_Set exercise_
Restate the entries word for word, omitting nothing.

_Raw records_
== == ==

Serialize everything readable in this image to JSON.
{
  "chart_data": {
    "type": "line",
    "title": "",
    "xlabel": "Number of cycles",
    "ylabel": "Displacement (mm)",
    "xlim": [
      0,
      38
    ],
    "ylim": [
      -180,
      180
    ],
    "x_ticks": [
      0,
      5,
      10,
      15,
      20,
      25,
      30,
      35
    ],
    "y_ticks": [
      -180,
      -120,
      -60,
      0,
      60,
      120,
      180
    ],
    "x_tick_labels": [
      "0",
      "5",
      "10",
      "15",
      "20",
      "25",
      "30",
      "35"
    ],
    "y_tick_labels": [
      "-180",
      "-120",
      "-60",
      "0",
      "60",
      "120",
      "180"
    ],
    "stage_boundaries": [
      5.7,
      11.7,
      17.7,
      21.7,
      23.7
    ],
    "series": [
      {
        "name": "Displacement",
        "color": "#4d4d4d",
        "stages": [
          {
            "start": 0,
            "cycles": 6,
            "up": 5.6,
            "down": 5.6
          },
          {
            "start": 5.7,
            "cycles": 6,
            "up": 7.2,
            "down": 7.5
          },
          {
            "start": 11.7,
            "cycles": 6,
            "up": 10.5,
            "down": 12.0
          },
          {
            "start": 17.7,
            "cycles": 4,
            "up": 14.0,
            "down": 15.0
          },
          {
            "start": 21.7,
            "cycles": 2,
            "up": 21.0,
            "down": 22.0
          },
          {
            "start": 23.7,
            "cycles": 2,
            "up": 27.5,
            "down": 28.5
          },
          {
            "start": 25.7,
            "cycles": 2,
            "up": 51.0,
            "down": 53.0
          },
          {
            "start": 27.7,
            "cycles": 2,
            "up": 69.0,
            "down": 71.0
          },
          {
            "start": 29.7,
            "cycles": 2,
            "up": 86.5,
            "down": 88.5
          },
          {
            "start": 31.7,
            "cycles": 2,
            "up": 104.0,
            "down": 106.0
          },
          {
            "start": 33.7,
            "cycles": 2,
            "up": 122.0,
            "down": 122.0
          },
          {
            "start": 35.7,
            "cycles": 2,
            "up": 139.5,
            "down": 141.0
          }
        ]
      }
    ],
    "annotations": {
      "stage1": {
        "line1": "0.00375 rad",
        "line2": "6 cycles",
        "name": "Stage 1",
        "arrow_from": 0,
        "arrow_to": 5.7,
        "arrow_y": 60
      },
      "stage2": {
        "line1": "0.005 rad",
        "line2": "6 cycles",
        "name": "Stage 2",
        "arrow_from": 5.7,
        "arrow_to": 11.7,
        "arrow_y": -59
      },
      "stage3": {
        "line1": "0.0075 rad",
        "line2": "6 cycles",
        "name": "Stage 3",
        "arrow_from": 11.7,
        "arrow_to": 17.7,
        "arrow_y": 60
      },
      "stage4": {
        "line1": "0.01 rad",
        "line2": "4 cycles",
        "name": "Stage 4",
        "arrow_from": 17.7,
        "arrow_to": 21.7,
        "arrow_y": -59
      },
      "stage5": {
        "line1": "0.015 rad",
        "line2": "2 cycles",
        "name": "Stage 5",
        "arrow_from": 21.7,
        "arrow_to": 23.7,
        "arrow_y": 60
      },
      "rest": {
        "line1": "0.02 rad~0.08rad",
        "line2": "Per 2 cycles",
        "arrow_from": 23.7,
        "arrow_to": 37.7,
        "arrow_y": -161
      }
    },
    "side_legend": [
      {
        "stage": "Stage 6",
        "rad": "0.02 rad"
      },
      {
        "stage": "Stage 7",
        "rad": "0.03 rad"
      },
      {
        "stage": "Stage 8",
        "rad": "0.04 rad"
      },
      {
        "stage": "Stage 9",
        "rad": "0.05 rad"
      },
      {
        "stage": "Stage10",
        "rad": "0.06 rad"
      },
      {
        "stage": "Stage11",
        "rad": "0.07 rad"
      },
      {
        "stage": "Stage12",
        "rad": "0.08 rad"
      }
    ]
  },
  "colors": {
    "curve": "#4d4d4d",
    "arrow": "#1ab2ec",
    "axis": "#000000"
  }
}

== == ==

_Reply to the task_
Serialize everything readable in this image to JSON.
{
  "chart_data": {
    "type": "line",
    "title": "",
    "xlabel": "Number of cycles",
    "ylabel": "Displacement (mm)",
    "xlim": [
      0,
      38
    ],
    "ylim": [
      -180,
      180
    ],
    "x_ticks": [
      0,
      5,
      10,
      15,
      20,
      25,
      30,
      35
    ],
    "y_ticks": [
      -180,
      -120,
      -60,
      0,
      60,
      120,
      180
    ],
    "x_tick_labels": [
      "0",
      "5",
      "10",
      "15",
      "20",
      "25",
      "30",
      "35"
    ],
    "y_tick_labels": [
      "-180",
      "-120",
      "-60",
      "0",
      "60",
      "120",
      "180"
    ],
    "stage_boundaries": [
      5.7,
      11.7,
      17.7,
      21.7,
      23.7
    ],
    "series": [
      {
        "name": "Displacement",
        "color": "#4d4d4d",
        "stages": [
          {
            "start": 0,
            "cycles": 6,
            "up": 5.6,
            "down": 5.6
          },
          {
            "start": 5.7,
            "cycles": 6,
            "up": 7.2,
            "down": 7.5
          },
          {
            "start": 11.7,
            "cycles": 6,
            "up": 10.5,
            "down": 12.0
          },
          {
            "start": 17.7,
            "cycles": 4,
            "up": 14.0,
            "down": 15.0
          },
          {
            "start": 21.7,
            "cycles": 2,
            "up": 21.0,
            "down": 22.0
          },
          {
            "start": 23.7,
            "cycles": 2,
            "up": 27.5,
            "down": 28.5
          },
          {
            "start": 25.7,
            "cycles": 2,
            "up": 51.0,
            "down": 53.0
          },
          {
            "start": 27.7,
            "cycles": 2,
            "up": 69.0,
            "down": 71.0
          },
          {
            "start": 29.7,
            "cycles": 2,
            "up": 86.5,
            "down": 88.5
          },
          {
            "start": 31.7,
            "cycles": 2,
            "up": 104.0,
            "down": 106.0
          },
          {
            "start": 33.7,
            "cycles": 2,
            "up": 122.0,
            "down": 122.0
          },
          {
            "start": 35.7,
            "cycles": 2,
            "up": 139.5,
            "down": 141.0
          }
        ]
      }
    ],
    "annotations": {
      "stage1": {
        "line1": "0.00375 rad",
        "line2": "6 cycles",
        "name": "Stage 1",
        "arrow_from": 0,
        "arrow_to": 5.7,
        "arrow_y": 60
      },
      "stage2": {
        "line1": "0.005 rad",
        "line2": "6 cycles",
        "name": "Stage 2",
        "arrow_from": 5.7,
        "arrow_to": 11.7,
        "arrow_y": -59
      },
      "stage3": {
        "line1": "0.0075 rad",
        "line2": "6 cycles",
        "name": "Stage 3",
        "arrow_from": 11.7,
        "arrow_to": 17.7,
        "arrow_y": 60
      },
      "stage4": {
        "line1": "0.01 rad",
        "line2": "4 cycles",
        "name": "Stage 4",
        "arrow_from": 17.7,
        "arrow_to": 21.7,
        "arrow_y": -59
      },
      "stage5": {
        "line1": "0.015 rad",
        "line2": "2 cycles",
        "name": "Stage 5",
        "arrow_from": 21.7,
        "arrow_to": 23.7,
        "arrow_y": 60
      },
      "rest": {
        "line1": "0.02 rad~0.08rad",
        "line2": "Per 2 cycles",
        "arrow_from": 23.7,
        "arrow_to": 37.7,
        "arrow_y": -161
      }
    },
    "side_legend": [
      {
        "stage": "Stage 6",
        "rad": "0.02 rad"
      },
      {
        "stage": "Stage 7",
        "rad": "0.03 rad"
      },
      {
        "stage": "Stage 8",
        "rad": "0.04 rad"
      },
      {
        "stage": "Stage 9",
        "rad": "0.05 rad"
      },
      {
        "stage": "Stage10",
        "rad": "0.06 rad"
      },
      {
        "stage": "Stage11",
        "rad": "0.07 rad"
      },
      {
        "stage": "Stage12",
        "rad": "0.08 rad"
      }
    ]
  },
  "colors": {
    "curve": "#4d4d4d",
    "arrow": "#1ab2ec",
    "axis": "#000000"
  }
}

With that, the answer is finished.